» Given information:

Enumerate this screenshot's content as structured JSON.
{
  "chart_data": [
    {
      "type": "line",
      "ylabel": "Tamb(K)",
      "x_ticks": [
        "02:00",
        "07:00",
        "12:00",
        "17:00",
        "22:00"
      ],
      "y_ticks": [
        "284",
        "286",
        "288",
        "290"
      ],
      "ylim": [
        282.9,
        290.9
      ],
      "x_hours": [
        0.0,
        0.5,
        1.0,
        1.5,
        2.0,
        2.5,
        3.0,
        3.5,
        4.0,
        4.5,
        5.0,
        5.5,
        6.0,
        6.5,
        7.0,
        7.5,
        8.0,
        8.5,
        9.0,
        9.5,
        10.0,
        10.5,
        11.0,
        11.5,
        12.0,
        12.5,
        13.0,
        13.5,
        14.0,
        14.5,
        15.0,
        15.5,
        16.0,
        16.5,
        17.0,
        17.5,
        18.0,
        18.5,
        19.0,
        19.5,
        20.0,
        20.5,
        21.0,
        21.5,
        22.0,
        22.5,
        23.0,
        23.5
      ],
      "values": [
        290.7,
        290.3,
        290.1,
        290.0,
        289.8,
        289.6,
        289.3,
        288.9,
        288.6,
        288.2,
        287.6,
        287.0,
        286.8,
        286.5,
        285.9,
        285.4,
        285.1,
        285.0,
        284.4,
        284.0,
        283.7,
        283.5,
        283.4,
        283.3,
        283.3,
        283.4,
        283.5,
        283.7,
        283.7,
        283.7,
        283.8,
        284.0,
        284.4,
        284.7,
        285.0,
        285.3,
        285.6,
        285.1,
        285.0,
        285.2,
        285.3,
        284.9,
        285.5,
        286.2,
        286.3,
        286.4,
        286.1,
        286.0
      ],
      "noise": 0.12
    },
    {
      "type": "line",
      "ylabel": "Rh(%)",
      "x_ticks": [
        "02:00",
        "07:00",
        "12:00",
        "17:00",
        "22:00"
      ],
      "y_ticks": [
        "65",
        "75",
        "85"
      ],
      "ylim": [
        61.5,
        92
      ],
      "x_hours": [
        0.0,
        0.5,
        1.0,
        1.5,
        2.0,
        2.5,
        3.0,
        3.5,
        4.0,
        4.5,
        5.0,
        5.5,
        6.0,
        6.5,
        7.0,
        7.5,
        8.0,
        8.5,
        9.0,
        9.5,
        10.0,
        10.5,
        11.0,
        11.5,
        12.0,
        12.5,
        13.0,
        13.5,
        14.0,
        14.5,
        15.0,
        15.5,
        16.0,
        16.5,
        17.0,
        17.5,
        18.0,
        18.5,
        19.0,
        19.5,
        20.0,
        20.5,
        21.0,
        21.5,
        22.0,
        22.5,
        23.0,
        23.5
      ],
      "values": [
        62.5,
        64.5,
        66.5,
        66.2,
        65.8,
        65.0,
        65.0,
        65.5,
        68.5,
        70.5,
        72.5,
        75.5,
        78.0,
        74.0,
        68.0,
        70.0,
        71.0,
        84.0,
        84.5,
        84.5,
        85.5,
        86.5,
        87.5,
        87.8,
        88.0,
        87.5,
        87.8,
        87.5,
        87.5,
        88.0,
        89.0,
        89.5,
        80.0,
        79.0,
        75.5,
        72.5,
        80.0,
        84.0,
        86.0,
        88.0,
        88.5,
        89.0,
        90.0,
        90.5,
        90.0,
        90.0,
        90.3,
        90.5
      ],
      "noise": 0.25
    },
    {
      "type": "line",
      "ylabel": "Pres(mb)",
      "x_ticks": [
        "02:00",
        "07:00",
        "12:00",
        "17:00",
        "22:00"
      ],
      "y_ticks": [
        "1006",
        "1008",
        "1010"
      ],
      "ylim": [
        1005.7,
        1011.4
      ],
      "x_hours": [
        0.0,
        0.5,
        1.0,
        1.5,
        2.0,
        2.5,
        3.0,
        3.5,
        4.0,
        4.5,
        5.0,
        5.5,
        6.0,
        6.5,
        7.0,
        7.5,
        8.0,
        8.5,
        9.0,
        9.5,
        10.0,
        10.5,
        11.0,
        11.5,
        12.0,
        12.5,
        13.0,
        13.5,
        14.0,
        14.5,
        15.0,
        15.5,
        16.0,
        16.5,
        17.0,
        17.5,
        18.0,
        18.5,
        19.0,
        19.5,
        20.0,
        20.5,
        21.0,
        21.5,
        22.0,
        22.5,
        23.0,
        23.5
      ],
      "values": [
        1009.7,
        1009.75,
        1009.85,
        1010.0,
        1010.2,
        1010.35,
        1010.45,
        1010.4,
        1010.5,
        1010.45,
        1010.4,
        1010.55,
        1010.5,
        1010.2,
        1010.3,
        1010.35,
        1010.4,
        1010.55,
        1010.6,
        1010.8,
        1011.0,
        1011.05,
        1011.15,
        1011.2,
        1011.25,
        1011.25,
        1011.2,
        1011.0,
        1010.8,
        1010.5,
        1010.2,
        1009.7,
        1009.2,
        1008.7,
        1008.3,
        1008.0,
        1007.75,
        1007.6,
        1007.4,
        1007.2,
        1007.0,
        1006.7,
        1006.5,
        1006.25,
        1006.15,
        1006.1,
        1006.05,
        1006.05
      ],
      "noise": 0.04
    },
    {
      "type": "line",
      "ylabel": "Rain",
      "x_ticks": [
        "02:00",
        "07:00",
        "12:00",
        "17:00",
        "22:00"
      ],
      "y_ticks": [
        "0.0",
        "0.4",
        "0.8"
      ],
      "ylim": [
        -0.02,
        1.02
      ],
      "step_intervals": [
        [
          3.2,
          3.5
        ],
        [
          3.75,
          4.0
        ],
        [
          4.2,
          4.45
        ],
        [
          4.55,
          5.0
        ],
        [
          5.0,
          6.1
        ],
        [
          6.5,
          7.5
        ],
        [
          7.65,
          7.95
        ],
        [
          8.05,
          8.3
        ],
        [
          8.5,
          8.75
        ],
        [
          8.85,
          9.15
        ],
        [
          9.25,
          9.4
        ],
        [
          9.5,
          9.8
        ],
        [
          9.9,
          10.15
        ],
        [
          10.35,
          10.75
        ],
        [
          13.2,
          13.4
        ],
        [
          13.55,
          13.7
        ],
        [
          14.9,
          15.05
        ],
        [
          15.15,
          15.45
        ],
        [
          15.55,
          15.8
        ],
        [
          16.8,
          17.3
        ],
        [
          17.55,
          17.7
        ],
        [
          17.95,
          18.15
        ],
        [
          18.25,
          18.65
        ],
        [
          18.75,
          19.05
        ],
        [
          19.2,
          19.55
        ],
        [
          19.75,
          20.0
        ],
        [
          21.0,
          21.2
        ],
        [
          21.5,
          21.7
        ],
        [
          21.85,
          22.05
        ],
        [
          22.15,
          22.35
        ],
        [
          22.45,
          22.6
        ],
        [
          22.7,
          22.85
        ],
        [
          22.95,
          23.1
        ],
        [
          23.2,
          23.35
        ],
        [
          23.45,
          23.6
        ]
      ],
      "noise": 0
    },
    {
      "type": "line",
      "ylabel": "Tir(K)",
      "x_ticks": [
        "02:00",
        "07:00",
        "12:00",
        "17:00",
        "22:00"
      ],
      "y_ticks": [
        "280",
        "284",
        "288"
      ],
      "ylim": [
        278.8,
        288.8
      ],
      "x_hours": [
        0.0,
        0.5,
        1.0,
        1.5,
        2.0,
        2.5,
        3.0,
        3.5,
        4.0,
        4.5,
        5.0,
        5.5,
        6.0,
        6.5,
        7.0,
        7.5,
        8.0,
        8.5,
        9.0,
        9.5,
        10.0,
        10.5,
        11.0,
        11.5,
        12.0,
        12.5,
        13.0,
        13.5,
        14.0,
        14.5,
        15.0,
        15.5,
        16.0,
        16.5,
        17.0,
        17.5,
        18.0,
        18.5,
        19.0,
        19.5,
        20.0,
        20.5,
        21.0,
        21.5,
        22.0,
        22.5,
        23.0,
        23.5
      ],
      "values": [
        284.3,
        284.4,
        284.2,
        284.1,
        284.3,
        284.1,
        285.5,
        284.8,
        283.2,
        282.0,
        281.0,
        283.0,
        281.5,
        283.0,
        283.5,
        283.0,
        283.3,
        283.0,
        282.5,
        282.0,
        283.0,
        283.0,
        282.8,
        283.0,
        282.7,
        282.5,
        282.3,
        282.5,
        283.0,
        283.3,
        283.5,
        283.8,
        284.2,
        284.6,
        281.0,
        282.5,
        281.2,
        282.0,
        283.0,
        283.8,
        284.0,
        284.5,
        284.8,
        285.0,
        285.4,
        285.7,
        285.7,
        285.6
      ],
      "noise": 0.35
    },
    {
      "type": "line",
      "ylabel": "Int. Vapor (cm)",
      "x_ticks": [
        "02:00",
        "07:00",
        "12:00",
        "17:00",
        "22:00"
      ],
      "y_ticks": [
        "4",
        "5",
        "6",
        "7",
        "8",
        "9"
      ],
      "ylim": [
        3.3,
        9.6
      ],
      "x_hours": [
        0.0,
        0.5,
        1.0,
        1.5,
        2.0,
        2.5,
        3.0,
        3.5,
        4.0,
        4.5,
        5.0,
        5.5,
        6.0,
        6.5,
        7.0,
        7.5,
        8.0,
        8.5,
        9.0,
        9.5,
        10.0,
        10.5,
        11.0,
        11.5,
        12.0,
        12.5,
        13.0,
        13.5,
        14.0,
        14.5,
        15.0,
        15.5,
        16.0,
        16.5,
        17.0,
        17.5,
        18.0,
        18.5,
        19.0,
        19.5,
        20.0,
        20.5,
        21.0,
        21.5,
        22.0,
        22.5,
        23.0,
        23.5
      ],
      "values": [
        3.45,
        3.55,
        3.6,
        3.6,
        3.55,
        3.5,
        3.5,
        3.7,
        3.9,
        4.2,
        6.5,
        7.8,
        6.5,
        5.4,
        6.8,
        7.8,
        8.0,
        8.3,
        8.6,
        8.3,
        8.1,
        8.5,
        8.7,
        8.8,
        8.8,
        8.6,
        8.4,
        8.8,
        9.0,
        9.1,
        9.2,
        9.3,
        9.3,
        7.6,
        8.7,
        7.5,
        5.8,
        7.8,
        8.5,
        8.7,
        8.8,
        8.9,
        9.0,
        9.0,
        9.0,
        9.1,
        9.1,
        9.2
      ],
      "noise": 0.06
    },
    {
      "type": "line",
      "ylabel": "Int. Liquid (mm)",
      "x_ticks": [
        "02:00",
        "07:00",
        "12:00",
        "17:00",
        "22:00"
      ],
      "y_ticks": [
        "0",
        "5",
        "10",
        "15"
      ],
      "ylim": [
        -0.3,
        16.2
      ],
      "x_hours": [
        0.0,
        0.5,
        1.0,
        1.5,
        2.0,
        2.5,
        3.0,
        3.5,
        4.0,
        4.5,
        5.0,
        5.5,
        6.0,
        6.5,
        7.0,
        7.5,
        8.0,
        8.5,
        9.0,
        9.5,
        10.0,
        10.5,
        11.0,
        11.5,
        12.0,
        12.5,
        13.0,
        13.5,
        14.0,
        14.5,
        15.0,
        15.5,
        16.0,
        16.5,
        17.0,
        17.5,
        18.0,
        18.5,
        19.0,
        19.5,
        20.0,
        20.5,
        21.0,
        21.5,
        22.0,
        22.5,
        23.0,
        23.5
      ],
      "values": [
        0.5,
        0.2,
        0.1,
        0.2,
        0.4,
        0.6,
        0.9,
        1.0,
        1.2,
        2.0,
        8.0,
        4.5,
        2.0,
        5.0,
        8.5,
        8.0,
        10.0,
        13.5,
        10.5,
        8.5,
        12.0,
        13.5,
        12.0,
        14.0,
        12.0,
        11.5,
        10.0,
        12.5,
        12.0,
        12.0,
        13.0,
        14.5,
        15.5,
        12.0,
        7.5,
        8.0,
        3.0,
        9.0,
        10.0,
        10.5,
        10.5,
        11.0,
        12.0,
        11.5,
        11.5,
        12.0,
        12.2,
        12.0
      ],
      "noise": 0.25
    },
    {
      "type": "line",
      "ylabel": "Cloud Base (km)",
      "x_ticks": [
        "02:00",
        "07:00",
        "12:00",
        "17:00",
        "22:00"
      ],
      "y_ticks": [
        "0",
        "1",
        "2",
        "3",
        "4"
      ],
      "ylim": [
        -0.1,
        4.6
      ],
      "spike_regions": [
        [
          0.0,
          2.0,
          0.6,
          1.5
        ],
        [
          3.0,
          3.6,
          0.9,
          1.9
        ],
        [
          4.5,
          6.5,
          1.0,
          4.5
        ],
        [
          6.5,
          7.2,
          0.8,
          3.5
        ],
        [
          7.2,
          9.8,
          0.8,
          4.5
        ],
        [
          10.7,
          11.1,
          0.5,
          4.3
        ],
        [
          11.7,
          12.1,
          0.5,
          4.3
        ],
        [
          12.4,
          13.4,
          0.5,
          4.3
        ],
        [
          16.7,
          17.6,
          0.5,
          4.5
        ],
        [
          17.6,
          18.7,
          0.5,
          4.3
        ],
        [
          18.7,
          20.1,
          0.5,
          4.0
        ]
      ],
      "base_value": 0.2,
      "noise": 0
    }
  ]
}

» Set task:
All lines holding the word "ylabel" should be picked out and copied.

» Output for this task:
      "ylabel": "Tamb(K)",
      "ylabel": "Rh(%)",
      "ylabel": "Pres(mb)",
      "ylabel": "Rain",
      "ylabel": "Tir(K)",
      "ylabel": "Int. Vapor (cm)",
      "ylabel": "Int. Liquid (mm)",
      "ylabel": "Cloud Base (km)",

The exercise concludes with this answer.